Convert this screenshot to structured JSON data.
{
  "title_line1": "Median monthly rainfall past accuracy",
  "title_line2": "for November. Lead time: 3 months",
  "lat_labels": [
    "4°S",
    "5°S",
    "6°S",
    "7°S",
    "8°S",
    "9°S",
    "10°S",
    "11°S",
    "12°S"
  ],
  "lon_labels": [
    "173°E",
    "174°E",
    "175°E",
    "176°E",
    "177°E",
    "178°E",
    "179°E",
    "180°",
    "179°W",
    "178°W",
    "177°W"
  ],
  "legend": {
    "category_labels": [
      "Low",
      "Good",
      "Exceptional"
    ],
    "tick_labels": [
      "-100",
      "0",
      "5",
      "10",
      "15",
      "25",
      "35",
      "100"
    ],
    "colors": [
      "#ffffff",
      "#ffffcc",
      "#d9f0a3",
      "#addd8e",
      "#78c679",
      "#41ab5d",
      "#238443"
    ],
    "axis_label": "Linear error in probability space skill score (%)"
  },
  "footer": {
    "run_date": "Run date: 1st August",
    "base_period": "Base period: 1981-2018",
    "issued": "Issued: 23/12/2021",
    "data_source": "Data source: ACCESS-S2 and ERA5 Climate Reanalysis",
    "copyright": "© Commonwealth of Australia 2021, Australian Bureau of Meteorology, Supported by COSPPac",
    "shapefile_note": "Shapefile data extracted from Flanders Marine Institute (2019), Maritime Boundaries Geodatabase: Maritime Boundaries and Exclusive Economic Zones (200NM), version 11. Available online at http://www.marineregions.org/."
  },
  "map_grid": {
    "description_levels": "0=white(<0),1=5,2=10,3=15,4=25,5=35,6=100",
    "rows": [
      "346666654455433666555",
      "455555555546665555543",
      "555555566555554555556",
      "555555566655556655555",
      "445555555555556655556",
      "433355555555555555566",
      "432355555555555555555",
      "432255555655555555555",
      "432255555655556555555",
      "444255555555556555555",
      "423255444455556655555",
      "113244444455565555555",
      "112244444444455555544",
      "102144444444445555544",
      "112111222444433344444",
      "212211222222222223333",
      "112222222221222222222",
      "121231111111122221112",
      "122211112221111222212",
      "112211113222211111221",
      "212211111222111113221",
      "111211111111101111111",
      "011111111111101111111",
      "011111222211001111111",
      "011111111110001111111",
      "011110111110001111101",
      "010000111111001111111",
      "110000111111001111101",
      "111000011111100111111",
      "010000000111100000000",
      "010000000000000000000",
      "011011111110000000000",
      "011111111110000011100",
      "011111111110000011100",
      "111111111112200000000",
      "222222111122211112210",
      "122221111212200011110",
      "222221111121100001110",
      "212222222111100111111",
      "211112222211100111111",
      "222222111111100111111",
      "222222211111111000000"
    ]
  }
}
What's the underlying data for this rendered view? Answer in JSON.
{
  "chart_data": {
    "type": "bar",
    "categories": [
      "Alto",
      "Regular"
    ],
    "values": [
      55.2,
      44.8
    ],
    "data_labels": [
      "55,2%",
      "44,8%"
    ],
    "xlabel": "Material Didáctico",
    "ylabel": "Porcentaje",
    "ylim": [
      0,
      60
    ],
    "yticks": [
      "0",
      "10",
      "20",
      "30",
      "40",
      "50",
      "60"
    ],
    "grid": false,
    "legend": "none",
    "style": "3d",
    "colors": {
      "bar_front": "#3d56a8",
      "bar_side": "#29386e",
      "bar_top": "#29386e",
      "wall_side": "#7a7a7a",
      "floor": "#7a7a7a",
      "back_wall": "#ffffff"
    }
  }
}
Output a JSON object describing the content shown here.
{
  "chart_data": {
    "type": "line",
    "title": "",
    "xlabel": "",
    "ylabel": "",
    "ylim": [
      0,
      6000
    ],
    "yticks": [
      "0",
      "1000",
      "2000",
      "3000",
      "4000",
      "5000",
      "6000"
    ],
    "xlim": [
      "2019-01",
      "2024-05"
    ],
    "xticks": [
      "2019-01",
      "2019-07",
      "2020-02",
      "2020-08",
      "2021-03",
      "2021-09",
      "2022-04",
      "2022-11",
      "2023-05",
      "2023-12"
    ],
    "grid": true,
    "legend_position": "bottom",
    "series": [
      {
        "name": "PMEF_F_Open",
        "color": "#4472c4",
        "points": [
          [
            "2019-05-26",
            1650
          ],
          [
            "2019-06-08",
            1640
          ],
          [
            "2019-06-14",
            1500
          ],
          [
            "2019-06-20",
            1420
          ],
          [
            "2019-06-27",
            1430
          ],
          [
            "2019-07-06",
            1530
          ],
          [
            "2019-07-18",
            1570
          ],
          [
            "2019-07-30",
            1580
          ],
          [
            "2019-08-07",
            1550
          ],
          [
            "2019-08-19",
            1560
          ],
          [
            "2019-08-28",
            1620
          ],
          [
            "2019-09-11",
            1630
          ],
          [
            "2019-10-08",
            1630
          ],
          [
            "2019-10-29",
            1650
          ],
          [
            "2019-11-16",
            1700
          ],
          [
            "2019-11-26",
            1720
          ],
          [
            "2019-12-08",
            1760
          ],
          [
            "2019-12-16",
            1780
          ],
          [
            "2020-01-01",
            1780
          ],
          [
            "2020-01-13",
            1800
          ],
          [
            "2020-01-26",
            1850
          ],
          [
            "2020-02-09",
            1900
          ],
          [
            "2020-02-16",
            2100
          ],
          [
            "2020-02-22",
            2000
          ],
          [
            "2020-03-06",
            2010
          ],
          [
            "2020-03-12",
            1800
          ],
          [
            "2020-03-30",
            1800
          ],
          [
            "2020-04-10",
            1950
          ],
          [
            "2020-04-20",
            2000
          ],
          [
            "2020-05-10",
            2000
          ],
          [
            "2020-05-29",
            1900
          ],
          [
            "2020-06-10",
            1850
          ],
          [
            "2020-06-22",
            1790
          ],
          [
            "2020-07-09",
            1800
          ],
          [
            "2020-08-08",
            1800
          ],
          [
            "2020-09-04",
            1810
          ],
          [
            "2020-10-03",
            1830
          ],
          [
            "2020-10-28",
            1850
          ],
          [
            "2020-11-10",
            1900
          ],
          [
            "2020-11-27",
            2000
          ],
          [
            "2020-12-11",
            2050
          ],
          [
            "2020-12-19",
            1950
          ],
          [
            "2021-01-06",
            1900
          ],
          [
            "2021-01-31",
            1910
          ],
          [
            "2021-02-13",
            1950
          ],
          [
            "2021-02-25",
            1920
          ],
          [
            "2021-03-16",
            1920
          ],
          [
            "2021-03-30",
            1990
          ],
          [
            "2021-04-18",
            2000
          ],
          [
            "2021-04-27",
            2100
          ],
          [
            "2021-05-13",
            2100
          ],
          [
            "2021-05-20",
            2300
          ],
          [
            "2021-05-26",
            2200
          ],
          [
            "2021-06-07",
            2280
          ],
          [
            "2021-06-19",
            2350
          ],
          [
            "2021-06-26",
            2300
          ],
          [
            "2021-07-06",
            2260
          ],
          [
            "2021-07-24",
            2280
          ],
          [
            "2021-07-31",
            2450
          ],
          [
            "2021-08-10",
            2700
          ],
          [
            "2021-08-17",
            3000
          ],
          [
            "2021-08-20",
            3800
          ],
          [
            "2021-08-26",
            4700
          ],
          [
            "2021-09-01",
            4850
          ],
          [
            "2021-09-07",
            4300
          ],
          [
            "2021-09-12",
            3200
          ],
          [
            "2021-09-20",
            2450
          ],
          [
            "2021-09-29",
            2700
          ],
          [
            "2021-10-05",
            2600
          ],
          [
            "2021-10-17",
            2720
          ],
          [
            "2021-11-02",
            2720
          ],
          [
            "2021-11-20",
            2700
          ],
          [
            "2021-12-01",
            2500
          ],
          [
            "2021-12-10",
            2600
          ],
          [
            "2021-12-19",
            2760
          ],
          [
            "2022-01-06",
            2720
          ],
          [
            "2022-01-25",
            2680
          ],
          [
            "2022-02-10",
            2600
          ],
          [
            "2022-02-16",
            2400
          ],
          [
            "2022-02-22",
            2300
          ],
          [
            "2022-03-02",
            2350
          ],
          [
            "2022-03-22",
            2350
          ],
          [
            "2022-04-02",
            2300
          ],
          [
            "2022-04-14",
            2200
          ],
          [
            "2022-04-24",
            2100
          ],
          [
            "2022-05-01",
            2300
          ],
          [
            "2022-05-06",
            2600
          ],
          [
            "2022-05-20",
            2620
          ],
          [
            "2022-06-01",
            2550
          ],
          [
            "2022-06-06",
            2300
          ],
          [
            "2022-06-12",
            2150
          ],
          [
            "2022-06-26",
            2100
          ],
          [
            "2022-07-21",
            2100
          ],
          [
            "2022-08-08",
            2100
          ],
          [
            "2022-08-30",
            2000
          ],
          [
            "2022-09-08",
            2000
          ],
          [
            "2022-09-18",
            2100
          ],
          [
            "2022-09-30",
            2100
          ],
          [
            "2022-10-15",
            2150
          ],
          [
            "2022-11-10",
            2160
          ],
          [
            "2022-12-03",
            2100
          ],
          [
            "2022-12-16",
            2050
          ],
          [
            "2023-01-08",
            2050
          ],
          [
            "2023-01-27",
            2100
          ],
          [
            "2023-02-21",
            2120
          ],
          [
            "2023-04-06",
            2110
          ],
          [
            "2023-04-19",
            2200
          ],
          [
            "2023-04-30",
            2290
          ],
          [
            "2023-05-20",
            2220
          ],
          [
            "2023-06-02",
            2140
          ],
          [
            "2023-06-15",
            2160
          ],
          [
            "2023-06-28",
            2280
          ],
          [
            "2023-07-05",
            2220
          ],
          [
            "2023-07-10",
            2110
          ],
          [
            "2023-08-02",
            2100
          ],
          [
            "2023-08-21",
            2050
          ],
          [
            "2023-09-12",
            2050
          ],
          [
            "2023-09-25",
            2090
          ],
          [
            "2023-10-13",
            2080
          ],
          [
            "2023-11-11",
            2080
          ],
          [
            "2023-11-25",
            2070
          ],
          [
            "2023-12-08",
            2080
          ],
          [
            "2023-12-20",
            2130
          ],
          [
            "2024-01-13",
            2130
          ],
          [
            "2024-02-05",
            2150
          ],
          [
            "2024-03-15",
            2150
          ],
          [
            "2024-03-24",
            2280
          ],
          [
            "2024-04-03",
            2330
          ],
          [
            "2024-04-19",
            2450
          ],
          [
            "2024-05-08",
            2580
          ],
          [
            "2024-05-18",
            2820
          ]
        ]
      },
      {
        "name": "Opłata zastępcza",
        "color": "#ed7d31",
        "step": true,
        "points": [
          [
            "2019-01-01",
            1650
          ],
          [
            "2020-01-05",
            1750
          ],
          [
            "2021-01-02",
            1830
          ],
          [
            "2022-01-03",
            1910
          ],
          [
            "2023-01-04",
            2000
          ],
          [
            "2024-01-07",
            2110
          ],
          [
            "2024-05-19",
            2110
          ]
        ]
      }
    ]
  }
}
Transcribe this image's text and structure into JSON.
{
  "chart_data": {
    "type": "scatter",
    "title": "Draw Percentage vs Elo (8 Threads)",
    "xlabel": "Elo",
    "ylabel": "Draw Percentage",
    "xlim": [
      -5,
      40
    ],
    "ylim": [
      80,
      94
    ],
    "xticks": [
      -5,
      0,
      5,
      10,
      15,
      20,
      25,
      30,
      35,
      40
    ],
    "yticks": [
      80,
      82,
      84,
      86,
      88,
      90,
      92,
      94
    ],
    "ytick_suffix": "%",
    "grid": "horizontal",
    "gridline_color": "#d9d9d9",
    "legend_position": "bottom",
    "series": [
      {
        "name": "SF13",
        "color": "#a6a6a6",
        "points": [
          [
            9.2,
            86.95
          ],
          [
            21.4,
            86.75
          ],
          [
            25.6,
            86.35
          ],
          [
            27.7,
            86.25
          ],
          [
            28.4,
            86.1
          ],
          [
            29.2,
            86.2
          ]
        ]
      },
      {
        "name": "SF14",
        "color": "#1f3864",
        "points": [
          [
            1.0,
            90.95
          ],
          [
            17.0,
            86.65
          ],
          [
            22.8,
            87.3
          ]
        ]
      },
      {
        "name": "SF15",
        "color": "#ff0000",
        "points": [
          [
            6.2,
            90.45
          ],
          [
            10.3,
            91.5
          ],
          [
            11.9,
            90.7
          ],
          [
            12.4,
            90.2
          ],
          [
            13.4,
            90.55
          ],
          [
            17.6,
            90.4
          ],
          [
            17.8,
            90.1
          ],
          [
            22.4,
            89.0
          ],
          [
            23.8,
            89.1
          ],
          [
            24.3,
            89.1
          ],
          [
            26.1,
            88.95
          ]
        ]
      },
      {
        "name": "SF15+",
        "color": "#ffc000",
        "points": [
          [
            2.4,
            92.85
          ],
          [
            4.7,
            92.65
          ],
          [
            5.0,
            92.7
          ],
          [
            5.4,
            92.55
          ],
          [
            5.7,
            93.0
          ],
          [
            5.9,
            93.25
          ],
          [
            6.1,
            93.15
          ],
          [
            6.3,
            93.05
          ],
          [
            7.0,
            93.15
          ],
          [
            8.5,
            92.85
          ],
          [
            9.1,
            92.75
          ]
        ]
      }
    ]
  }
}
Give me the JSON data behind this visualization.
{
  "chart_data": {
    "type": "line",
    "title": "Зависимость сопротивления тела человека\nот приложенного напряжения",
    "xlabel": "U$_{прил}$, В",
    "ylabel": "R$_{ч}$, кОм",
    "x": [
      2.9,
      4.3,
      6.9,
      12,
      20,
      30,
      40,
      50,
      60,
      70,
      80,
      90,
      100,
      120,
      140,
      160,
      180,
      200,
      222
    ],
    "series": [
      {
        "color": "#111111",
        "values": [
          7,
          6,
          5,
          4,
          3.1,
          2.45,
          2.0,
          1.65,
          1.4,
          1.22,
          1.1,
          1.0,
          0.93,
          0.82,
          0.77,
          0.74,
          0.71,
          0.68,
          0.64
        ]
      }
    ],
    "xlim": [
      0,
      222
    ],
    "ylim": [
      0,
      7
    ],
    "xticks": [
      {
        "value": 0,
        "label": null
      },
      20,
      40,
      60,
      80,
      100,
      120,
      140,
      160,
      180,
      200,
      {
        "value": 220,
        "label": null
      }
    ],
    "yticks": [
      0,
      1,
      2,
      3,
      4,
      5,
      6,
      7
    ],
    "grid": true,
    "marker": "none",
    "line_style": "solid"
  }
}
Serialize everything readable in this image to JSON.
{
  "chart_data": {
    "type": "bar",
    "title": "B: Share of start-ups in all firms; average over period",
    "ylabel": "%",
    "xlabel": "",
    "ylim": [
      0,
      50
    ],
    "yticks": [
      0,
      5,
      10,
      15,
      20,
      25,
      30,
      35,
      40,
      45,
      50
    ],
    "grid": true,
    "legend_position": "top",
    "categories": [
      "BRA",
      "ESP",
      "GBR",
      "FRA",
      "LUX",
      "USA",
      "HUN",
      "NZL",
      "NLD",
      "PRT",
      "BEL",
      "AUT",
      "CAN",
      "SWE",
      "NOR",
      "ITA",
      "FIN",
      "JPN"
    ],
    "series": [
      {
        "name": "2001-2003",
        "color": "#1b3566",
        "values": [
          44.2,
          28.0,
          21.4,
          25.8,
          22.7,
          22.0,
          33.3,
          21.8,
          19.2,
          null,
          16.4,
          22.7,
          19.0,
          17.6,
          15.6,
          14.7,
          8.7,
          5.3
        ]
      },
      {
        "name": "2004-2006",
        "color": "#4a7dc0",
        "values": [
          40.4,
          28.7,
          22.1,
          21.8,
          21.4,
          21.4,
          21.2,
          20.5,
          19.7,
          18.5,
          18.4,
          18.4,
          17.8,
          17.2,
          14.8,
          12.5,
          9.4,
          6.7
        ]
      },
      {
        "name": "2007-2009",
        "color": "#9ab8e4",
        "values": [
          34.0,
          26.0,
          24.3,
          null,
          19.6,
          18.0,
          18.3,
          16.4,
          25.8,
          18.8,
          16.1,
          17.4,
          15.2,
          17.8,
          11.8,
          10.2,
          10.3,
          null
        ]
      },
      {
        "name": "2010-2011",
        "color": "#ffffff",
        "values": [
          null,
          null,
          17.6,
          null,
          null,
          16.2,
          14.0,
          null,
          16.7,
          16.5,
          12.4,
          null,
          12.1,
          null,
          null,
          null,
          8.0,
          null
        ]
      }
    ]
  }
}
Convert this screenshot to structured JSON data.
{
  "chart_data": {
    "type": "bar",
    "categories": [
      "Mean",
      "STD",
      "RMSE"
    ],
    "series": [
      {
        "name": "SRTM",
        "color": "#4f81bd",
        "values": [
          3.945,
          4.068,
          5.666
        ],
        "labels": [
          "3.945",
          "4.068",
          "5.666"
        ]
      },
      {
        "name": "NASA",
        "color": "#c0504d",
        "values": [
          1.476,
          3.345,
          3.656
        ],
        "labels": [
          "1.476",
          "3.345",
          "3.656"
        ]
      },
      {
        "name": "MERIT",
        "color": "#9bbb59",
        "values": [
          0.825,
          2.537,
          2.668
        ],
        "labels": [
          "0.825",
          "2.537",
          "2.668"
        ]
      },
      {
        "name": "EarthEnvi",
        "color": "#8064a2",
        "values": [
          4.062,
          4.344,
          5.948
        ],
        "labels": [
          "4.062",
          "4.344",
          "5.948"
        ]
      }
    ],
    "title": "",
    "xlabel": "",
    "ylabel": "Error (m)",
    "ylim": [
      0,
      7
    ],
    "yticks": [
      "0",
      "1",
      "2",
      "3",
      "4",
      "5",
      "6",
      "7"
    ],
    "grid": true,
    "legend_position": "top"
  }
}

============================================================

# Written problem
Find the lines above that include the string "period" and copy them.

# Expected output
    "base_period": "Base period: 1981-2018",
    "title": "B: Share of start-ups in all firms; average over period",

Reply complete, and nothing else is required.